THE EXERCISE.
Gather, from the data below, each line in which the word "relative" occurs.

SUPPLIED ENTRIES.
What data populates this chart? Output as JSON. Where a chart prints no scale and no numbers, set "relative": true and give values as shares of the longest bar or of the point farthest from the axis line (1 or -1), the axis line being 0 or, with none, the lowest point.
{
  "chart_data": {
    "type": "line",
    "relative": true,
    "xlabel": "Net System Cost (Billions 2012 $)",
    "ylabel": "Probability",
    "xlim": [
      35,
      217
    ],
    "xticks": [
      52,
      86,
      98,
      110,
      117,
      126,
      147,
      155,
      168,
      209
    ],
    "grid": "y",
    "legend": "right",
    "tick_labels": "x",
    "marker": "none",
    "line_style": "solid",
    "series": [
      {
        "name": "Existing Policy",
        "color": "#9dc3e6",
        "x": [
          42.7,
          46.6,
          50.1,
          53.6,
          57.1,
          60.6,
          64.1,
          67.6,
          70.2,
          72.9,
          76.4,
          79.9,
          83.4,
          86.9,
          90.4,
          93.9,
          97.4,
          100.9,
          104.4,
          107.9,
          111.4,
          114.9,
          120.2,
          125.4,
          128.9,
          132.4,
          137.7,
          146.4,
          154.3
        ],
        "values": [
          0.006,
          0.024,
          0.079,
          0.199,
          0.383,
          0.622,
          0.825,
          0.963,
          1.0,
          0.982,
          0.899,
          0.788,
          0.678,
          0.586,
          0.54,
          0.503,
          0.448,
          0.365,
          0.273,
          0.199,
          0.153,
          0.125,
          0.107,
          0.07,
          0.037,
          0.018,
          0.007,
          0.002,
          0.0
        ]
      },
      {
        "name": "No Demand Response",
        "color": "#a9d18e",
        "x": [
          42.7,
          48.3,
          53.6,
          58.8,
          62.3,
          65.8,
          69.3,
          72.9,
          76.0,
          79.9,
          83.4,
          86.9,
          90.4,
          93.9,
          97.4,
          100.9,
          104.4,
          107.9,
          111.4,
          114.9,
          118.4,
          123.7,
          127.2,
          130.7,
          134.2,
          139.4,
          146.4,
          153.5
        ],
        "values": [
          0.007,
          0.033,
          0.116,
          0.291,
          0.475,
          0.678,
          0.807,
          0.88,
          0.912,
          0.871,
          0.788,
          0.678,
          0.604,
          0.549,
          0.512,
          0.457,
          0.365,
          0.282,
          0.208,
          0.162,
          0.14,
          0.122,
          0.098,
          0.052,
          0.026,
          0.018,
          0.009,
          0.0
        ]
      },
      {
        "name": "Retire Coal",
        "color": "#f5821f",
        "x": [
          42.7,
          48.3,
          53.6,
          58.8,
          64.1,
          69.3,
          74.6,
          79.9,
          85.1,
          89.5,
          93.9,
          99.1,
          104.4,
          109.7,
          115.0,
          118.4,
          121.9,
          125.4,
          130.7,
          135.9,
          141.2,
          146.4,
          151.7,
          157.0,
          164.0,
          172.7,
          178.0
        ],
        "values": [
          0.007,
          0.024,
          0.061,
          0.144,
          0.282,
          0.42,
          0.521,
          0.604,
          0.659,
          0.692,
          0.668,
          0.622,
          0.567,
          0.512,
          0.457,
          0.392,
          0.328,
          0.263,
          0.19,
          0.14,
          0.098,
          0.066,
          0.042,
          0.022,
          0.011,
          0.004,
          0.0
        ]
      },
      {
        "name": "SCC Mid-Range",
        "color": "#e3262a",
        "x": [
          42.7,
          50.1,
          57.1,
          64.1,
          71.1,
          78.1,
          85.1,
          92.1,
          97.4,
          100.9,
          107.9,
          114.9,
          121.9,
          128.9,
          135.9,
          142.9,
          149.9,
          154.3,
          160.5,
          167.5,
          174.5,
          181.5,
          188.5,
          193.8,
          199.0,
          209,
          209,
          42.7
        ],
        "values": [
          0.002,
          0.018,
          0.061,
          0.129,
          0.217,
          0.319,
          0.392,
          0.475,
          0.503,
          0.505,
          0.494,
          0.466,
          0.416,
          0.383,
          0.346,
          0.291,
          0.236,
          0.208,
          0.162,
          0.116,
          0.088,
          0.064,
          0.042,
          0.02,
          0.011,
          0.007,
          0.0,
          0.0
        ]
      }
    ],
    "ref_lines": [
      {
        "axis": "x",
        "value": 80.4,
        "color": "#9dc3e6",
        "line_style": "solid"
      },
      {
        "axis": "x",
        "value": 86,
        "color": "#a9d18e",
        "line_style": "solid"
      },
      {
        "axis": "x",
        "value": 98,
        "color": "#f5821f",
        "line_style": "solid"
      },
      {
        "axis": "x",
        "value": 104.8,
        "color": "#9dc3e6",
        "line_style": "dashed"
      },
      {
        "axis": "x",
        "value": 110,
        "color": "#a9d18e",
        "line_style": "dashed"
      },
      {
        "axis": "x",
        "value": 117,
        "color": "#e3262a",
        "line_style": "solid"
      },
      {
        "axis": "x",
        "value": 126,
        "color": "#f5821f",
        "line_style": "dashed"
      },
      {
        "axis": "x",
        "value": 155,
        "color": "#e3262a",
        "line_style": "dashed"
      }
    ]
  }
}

EXERCISE OUTPUT.
What data populates this chart? Output as JSON. Where a chart prints no scale and no numbers, set "relative": true and give values as shares of the longest bar or of the point farthest from the axis line (1 or -1), the axis line being 0 or, with none, the lowest point.
    "relative": true,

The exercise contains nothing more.